- Short problem -
Comb through the entries for "gave" and pull out each line that holds it.

# START OF Exercise inputs

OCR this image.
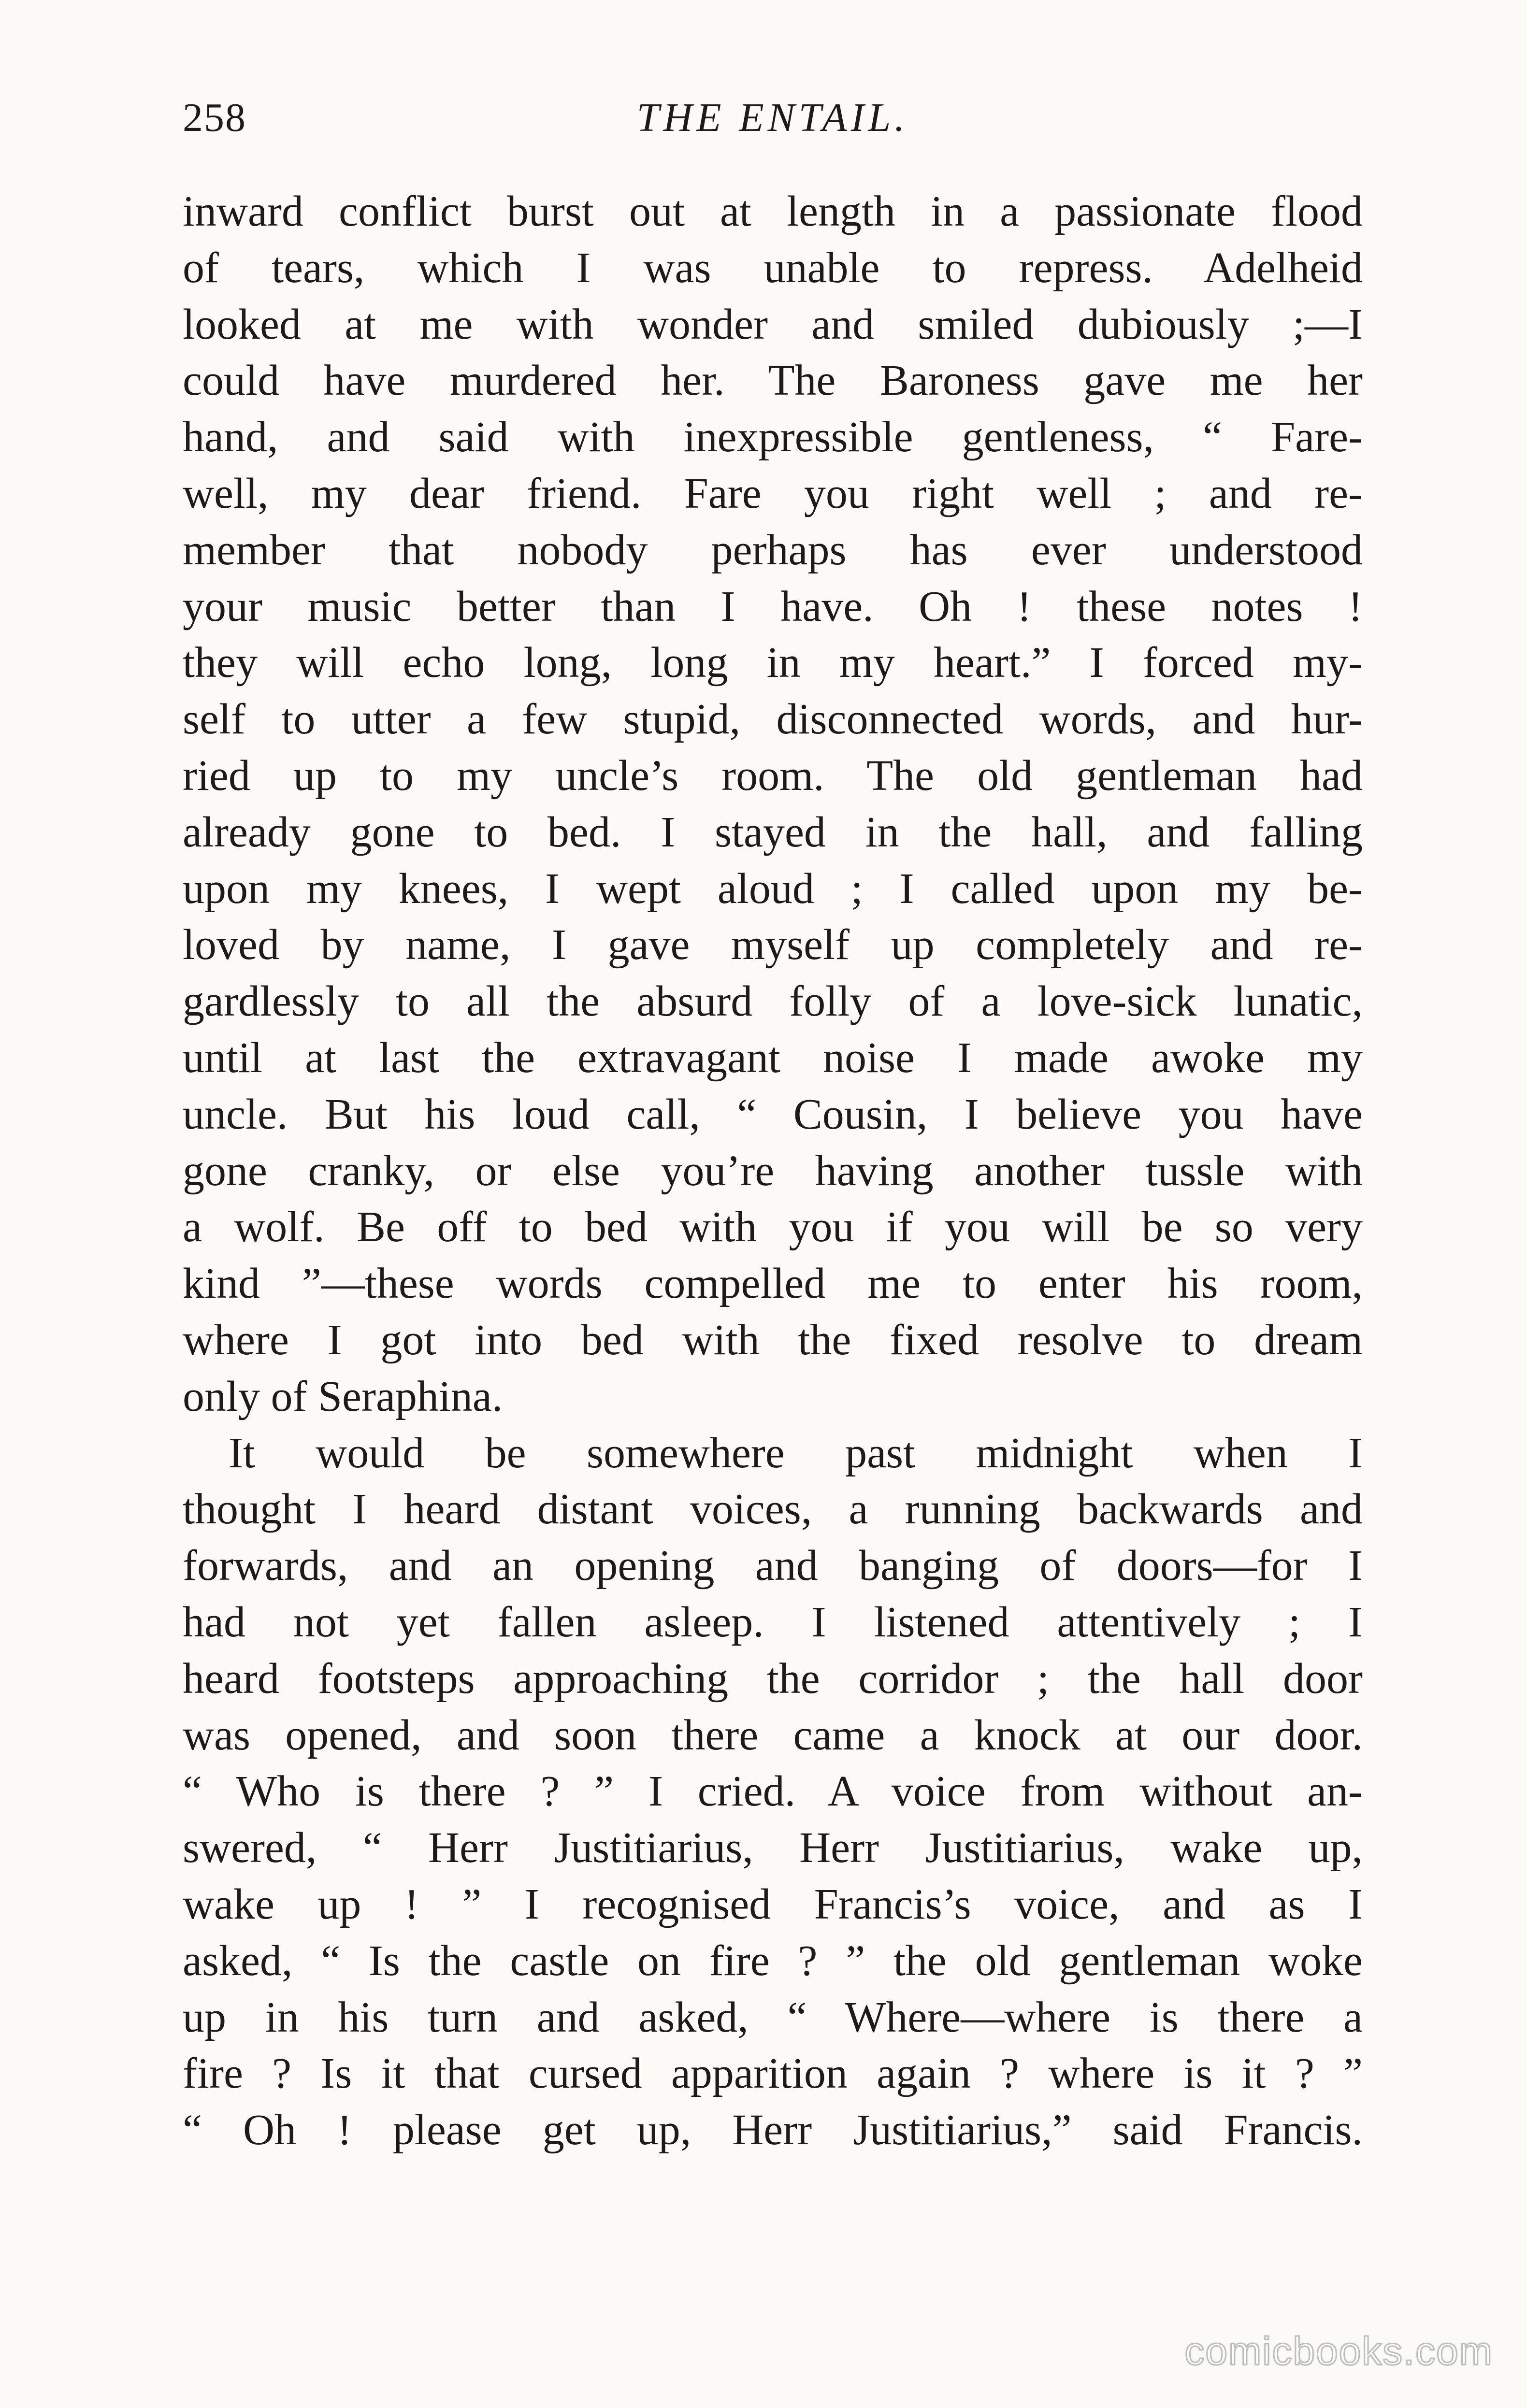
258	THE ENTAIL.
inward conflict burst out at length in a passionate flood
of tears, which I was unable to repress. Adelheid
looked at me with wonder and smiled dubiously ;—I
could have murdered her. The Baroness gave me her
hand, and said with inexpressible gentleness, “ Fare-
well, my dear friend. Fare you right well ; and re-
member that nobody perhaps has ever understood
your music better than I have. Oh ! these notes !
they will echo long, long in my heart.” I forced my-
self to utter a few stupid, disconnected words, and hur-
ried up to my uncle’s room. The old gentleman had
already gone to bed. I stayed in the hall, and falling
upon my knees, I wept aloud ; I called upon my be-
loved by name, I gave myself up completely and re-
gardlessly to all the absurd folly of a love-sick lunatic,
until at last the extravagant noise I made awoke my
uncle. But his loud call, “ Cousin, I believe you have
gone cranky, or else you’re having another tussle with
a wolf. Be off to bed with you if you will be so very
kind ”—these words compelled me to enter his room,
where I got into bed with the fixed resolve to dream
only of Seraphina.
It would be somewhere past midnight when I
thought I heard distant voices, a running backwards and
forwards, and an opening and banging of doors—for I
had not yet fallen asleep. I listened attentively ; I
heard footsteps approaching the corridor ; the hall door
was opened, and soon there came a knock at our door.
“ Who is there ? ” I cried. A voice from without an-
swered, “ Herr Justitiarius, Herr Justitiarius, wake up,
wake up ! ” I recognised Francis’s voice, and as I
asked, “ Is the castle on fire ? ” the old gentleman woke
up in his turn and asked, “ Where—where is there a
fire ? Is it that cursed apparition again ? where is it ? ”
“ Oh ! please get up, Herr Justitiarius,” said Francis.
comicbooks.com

# END OF Exercise inputs
# START OF Exercise inputs

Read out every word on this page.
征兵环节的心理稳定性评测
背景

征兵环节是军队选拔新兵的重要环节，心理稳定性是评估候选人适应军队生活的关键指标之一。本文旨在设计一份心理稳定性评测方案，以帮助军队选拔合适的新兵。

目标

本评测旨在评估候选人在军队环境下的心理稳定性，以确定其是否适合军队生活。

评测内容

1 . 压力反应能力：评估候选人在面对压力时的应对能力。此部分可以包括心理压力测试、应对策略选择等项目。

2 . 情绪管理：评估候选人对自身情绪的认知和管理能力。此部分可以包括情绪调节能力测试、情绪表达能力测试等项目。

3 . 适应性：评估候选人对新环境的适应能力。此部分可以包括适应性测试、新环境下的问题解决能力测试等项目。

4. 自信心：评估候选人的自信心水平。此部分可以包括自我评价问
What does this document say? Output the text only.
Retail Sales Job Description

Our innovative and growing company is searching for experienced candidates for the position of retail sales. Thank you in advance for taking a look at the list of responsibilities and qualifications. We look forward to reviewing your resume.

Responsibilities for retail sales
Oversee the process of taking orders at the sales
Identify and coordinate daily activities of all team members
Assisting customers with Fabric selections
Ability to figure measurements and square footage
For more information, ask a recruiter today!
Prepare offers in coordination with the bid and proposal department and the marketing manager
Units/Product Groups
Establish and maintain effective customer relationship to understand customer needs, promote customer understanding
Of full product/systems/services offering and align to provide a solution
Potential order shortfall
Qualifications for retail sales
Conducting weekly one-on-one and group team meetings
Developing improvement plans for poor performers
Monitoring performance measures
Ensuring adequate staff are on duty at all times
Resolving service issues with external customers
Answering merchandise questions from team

# END OF Exercise inputs
# START OF Exercise inputs

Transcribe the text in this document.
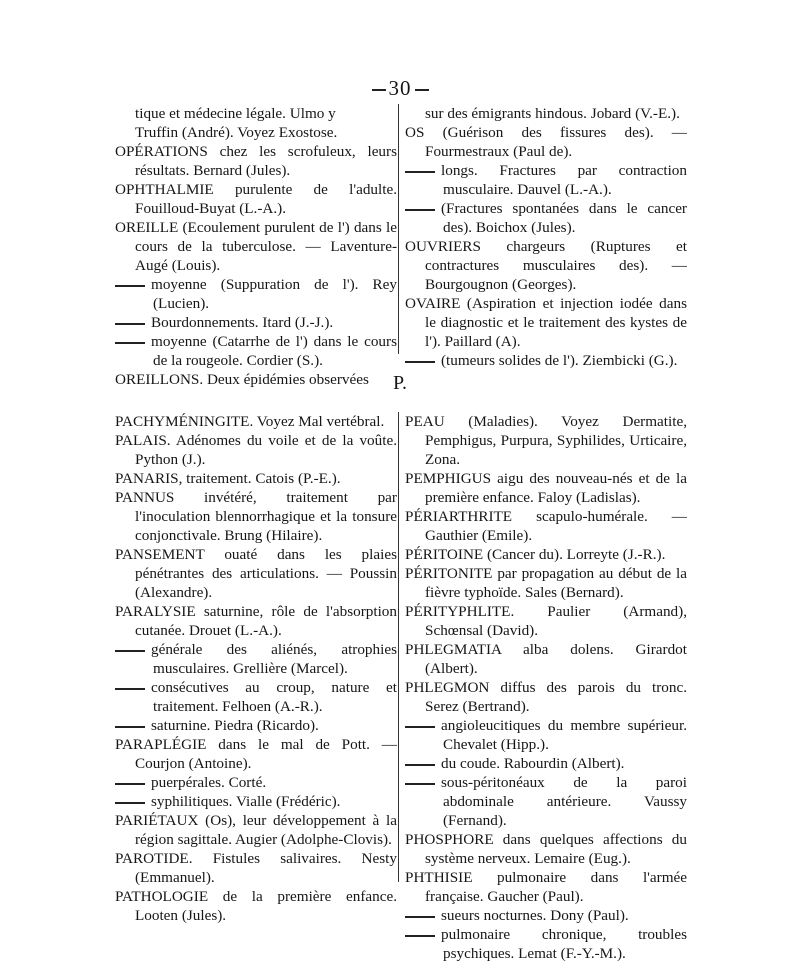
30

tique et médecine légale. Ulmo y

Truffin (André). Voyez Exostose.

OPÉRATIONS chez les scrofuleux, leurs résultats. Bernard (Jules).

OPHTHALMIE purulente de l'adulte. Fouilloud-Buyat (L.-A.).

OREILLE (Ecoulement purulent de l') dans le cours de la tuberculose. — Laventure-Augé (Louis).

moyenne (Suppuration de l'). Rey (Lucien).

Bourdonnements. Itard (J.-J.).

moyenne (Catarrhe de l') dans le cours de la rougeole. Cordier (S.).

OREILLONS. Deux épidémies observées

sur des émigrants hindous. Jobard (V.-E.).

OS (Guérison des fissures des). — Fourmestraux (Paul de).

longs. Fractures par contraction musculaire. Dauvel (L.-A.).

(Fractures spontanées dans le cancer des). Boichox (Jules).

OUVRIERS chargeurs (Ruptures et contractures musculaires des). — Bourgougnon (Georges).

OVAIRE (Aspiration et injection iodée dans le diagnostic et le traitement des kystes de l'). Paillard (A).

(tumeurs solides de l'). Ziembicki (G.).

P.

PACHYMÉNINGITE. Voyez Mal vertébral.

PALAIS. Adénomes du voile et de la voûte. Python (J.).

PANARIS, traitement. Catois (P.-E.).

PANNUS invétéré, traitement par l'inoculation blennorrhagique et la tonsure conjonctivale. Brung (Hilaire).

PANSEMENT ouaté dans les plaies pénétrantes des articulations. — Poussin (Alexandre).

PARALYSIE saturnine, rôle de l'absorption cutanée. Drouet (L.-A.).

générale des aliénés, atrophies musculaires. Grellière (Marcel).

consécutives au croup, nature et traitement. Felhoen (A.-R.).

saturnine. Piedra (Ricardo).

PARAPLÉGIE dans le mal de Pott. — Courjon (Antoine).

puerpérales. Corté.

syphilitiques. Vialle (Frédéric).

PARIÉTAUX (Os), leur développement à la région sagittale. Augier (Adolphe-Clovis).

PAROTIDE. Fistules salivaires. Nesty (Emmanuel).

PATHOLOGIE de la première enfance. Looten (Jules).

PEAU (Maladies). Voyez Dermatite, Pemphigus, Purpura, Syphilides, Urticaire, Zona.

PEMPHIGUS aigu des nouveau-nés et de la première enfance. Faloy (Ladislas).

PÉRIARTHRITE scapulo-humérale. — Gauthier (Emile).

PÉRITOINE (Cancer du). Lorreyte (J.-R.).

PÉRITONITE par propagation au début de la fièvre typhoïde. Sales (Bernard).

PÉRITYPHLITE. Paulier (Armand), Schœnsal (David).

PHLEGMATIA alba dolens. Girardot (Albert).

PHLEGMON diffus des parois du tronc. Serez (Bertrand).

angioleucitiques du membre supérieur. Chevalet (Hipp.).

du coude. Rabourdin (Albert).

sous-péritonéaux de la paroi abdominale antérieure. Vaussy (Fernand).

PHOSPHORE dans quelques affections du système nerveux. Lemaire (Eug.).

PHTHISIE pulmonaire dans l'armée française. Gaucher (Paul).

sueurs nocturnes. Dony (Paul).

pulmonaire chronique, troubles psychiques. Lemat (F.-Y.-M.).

# END OF Exercise inputs

- Task answer -
could have murdered her. The Baroness gave me her
loved by name, I gave myself up completely and re-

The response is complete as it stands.